- _Exercise instructions_: In the material below, list every line carrying the string "content".

Figure data in JSON:
....

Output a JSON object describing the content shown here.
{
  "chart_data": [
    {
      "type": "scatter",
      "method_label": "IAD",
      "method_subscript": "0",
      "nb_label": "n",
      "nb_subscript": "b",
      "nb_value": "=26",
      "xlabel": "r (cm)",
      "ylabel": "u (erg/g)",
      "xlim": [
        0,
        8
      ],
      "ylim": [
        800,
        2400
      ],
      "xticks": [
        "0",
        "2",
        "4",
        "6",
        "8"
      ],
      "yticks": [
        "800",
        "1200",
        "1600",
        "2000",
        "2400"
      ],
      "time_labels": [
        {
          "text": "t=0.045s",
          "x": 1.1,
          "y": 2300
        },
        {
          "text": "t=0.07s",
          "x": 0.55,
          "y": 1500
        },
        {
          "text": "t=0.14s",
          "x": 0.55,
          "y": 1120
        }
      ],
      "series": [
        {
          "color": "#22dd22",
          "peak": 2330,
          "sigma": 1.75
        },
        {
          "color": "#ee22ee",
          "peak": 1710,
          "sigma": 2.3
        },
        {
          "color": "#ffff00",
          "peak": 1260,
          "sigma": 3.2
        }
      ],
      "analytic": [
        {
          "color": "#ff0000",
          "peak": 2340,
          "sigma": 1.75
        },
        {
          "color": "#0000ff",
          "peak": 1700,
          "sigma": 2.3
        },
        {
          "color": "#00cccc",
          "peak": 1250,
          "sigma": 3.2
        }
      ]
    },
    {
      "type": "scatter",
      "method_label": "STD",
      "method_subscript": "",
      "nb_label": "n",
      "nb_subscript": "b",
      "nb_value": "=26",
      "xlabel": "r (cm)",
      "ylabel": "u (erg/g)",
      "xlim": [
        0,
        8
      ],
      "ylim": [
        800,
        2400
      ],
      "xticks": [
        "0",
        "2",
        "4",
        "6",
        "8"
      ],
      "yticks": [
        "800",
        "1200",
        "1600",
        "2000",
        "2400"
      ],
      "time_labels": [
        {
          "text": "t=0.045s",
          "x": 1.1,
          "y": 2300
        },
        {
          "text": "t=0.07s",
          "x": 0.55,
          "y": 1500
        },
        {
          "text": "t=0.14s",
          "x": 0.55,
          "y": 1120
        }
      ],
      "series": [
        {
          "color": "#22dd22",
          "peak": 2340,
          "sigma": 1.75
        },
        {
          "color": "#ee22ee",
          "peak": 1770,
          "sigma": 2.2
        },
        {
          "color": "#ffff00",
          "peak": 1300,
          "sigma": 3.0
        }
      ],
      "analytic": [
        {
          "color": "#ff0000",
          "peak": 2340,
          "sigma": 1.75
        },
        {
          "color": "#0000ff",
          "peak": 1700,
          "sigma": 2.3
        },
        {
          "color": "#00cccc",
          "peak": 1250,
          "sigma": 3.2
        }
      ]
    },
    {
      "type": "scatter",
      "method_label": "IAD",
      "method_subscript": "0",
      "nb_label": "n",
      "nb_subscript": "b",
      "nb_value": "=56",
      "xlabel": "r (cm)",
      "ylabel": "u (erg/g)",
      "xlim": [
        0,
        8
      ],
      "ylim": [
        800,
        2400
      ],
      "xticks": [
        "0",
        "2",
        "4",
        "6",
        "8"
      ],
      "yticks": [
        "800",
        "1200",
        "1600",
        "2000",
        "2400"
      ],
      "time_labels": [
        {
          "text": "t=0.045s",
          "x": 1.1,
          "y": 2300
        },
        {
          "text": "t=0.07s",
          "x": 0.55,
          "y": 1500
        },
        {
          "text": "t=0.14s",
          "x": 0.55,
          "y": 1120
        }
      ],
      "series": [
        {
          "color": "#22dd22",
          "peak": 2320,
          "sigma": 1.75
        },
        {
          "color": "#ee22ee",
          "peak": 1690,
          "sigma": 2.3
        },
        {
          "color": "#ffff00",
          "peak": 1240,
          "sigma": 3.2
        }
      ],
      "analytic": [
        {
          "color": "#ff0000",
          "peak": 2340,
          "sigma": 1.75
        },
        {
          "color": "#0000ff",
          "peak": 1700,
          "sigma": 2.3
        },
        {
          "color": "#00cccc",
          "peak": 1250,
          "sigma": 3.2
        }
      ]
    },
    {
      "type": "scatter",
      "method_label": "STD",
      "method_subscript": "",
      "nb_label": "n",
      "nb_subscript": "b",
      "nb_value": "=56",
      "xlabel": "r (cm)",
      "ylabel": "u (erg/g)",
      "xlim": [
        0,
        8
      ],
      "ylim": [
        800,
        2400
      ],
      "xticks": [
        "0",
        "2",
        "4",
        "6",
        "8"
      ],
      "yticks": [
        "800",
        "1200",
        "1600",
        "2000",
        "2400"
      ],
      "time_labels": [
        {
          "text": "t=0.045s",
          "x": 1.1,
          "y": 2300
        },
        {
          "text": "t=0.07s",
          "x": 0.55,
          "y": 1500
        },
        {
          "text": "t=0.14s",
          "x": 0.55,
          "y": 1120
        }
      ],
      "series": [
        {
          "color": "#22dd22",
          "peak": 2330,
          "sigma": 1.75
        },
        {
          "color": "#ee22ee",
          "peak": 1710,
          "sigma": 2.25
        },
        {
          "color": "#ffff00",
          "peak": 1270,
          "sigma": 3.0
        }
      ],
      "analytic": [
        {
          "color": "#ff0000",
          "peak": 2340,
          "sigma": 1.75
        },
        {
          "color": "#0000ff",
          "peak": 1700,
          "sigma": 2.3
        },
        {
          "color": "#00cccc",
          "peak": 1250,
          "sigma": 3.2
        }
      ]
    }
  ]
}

....

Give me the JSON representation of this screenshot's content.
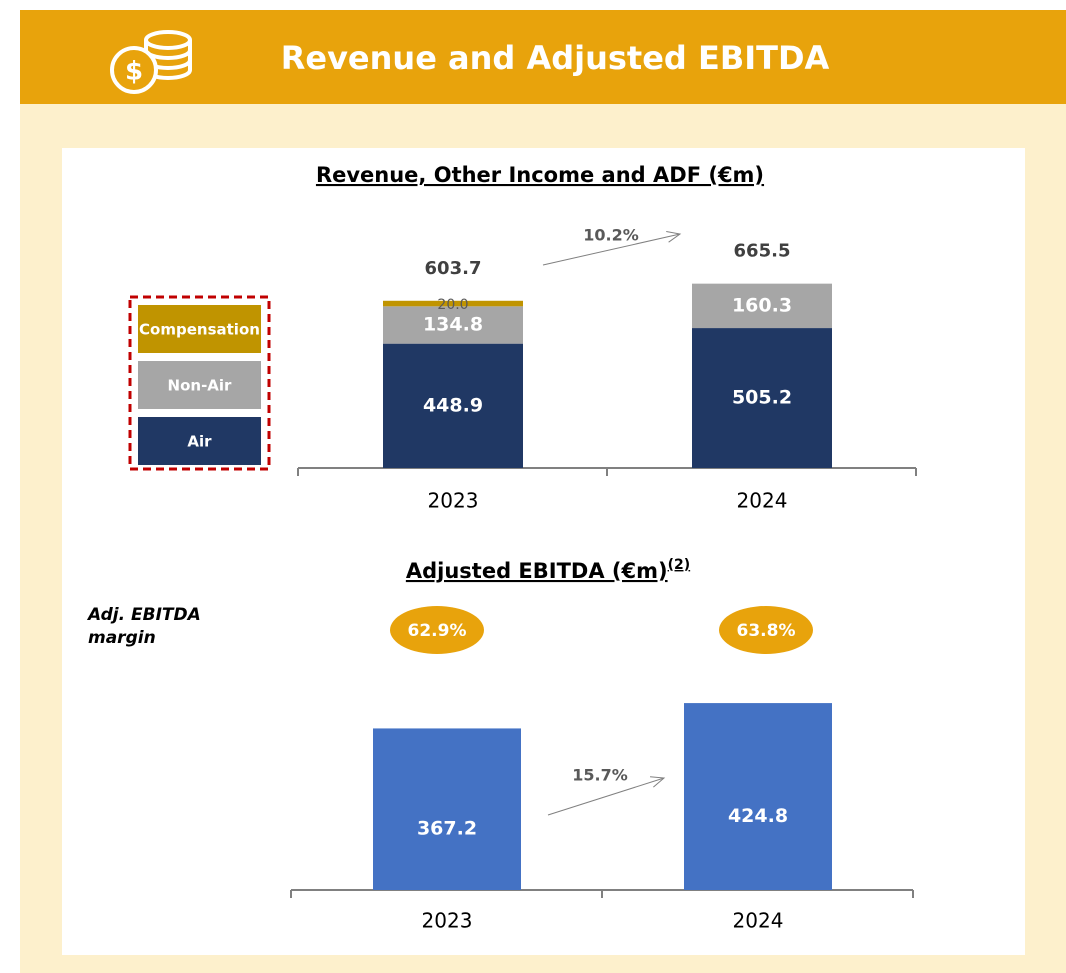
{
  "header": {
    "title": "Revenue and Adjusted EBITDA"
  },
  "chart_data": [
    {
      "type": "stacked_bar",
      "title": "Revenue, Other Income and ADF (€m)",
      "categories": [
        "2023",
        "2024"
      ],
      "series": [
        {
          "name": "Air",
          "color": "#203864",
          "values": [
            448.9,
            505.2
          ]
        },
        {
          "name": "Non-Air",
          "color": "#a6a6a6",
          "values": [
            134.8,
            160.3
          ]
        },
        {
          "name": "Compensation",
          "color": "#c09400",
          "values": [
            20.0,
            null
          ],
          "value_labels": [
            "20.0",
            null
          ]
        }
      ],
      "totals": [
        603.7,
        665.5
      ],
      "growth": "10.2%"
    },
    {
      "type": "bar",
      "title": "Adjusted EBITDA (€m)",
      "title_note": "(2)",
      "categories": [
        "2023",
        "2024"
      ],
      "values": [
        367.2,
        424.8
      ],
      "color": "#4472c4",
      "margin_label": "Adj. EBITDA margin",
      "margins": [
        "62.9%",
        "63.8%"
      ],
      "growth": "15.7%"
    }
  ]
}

....

- _Answer to this task_:
Output a JSON object describing the content shown here.
Give me the JSON representation of this screenshot's content.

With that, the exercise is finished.